*SHORT TASK*: Extract each line where the string "values" shows up.

*THE RECORDS*:
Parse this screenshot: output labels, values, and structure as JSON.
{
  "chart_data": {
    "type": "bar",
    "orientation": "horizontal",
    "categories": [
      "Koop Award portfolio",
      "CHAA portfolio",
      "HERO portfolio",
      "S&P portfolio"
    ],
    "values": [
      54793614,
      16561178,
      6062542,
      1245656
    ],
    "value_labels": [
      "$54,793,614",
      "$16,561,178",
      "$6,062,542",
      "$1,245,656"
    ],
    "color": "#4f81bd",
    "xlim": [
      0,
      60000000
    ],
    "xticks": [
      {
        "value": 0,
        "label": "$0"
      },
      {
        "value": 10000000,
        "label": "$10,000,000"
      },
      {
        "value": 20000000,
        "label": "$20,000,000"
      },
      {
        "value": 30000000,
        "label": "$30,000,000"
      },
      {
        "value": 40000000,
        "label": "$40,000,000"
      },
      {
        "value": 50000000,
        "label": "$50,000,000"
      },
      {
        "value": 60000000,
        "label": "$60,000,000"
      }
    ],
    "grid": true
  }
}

*FULL SOLUTION*:
Parse this screenshot: output labels, values, and structure as JSON.
    "values": [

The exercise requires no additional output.